PROBLEM TO WORK ON:
Reproduce the following material exactly, including every line.

SUPPLIED RECORDS:
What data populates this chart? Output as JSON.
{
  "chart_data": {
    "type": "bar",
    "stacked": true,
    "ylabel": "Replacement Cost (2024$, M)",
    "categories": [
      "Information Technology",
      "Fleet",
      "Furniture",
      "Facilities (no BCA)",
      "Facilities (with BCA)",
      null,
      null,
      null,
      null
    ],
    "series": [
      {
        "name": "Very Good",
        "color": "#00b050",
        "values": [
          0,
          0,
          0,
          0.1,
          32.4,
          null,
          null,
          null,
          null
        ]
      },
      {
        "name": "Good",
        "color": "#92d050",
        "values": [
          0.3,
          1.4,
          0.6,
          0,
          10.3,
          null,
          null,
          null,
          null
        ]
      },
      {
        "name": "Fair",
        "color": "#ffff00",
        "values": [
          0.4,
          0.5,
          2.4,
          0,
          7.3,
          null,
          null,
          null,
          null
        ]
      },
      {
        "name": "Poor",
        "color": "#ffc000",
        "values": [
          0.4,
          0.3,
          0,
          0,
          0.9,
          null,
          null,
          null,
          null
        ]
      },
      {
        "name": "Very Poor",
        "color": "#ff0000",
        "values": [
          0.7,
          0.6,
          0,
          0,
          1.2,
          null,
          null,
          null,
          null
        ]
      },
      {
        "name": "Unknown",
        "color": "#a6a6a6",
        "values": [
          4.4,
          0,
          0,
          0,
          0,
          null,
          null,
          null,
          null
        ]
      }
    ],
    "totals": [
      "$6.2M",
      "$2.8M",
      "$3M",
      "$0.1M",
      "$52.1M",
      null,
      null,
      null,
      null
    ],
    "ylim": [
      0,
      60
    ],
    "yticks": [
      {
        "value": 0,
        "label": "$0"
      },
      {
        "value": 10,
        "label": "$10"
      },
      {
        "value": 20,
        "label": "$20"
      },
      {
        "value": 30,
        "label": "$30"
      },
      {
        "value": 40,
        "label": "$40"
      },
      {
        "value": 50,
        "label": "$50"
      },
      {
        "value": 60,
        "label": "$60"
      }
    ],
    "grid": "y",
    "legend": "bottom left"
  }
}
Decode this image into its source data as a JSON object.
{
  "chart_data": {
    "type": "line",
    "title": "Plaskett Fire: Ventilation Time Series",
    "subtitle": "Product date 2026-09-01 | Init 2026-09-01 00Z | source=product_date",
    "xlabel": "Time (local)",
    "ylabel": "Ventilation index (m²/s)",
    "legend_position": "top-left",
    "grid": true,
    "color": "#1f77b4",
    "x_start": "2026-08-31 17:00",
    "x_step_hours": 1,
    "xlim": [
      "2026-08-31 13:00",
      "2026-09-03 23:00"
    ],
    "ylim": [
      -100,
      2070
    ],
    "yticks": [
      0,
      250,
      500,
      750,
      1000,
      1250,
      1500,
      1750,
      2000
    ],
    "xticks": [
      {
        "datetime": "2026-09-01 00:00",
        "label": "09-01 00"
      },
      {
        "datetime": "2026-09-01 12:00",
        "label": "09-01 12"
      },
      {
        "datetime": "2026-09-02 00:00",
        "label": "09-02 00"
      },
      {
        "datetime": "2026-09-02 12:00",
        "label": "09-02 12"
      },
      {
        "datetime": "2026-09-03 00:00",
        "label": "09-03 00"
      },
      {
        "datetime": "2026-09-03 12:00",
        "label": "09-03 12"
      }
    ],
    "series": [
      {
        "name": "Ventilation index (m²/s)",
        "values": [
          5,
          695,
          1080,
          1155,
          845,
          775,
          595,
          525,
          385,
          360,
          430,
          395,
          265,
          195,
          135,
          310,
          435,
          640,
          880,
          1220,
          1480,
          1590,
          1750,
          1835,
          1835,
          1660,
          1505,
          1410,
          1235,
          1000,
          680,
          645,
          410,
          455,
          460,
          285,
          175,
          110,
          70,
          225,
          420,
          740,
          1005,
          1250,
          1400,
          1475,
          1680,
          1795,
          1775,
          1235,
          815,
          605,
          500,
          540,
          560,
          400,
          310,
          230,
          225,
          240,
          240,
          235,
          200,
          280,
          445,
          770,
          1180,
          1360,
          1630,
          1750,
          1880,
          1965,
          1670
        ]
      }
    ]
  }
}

FINAL RESULT:
What data populates this chart? Output as JSON.
{
  "chart_data": {
    "type": "bar",
    "stacked": true,
    "ylabel": "Replacement Cost (2024$, M)",
    "categories": [
      "Information Technology",
      "Fleet",
      "Furniture",
      "Facilities (no BCA)",
      "Facilities (with BCA)",
      null,
      null,
      null,
      null
    ],
    "series": [
      {
        "name": "Very Good",
        "color": "#00b050",
        "values": [
          0,
          0,
          0,
          0.1,
          32.4,
          null,
          null,
          null,
          null
        ]
      },
      {
        "name": "Good",
        "color": "#92d050",
        "values": [
          0.3,
          1.4,
          0.6,
          0,
          10.3,
          null,
          null,
          null,
          null
        ]
      },
      {
        "name": "Fair",
        "color": "#ffff00",
        "values": [
          0.4,
          0.5,
          2.4,
          0,
          7.3,
          null,
          null,
          null,
          null
        ]
      },
      {
        "name": "Poor",
        "color": "#ffc000",
        "values": [
          0.4,
          0.3,
          0,
          0,
          0.9,
          null,
          null,
          null,
          null
        ]
      },
      {
        "name": "Very Poor",
        "color": "#ff0000",
        "values": [
          0.7,
          0.6,
          0,
          0,
          1.2,
          null,
          null,
          null,
          null
        ]
      },
      {
        "name": "Unknown",
        "color": "#a6a6a6",
        "values": [
          4.4,
          0,
          0,
          0,
          0,
          null,
          null,
          null,
          null
        ]
      }
    ],
    "totals": [
      "$6.2M",
      "$2.8M",
      "$3M",
      "$0.1M",
      "$52.1M",
      null,
      null,
      null,
      null
    ],
    "ylim": [
      0,
      60
    ],
    "yticks": [
      {
        "value": 0,
        "label": "$0"
      },
      {
        "value": 10,
        "label": "$10"
      },
      {
        "value": 20,
        "label": "$20"
      },
      {
        "value": 30,
        "label": "$30"
      },
      {
        "value": 40,
        "label": "$40"
      },
      {
        "value": 50,
        "label": "$50"
      },
      {
        "value": 60,
        "label": "$60"
      }
    ],
    "grid": "y",
    "legend": "bottom left"
  }
}
Decode this image into its source data as a JSON object.
{
  "chart_data": {
    "type": "line",
    "title": "Plaskett Fire: Ventilation Time Series",
    "subtitle": "Product date 2026-09-01 | Init 2026-09-01 00Z | source=product_date",
    "xlabel": "Time (local)",
    "ylabel": "Ventilation index (m²/s)",
    "legend_position": "top-left",
    "grid": true,
    "color": "#1f77b4",
    "x_start": "2026-08-31 17:00",
    "x_step_hours": 1,
    "xlim": [
      "2026-08-31 13:00",
      "2026-09-03 23:00"
    ],
    "ylim": [
      -100,
      2070
    ],
    "yticks": [
      0,
      250,
      500,
      750,
      1000,
      1250,
      1500,
      1750,
      2000
    ],
    "xticks": [
      {
        "datetime": "2026-09-01 00:00",
        "label": "09-01 00"
      },
      {
        "datetime": "2026-09-01 12:00",
        "label": "09-01 12"
      },
      {
        "datetime": "2026-09-02 00:00",
        "label": "09-02 00"
      },
      {
        "datetime": "2026-09-02 12:00",
        "label": "09-02 12"
      },
      {
        "datetime": "2026-09-03 00:00",
        "label": "09-03 00"
      },
      {
        "datetime": "2026-09-03 12:00",
        "label": "09-03 12"
      }
    ],
    "series": [
      {
        "name": "Ventilation index (m²/s)",
        "values": [
          5,
          695,
          1080,
          1155,
          845,
          775,
          595,
          525,
          385,
          360,
          430,
          395,
          265,
          195,
          135,
          310,
          435,
          640,
          880,
          1220,
          1480,
          1590,
          1750,
          1835,
          1835,
          1660,
          1505,
          1410,
          1235,
          1000,
          680,
          645,
          410,
          455,
          460,
          285,
          175,
          110,
          70,
          225,
          420,
          740,
          1005,
          1250,
          1400,
          1475,
          1680,
          1795,
          1775,
          1235,
          815,
          605,
          500,
          540,
          560,
          400,
          310,
          230,
          225,
          240,
          240,
          235,
          200,
          280,
          445,
          770,
          1180,
          1360,
          1630,
          1750,
          1880,
          1965,
          1670
        ]
      }
    ]
  }
}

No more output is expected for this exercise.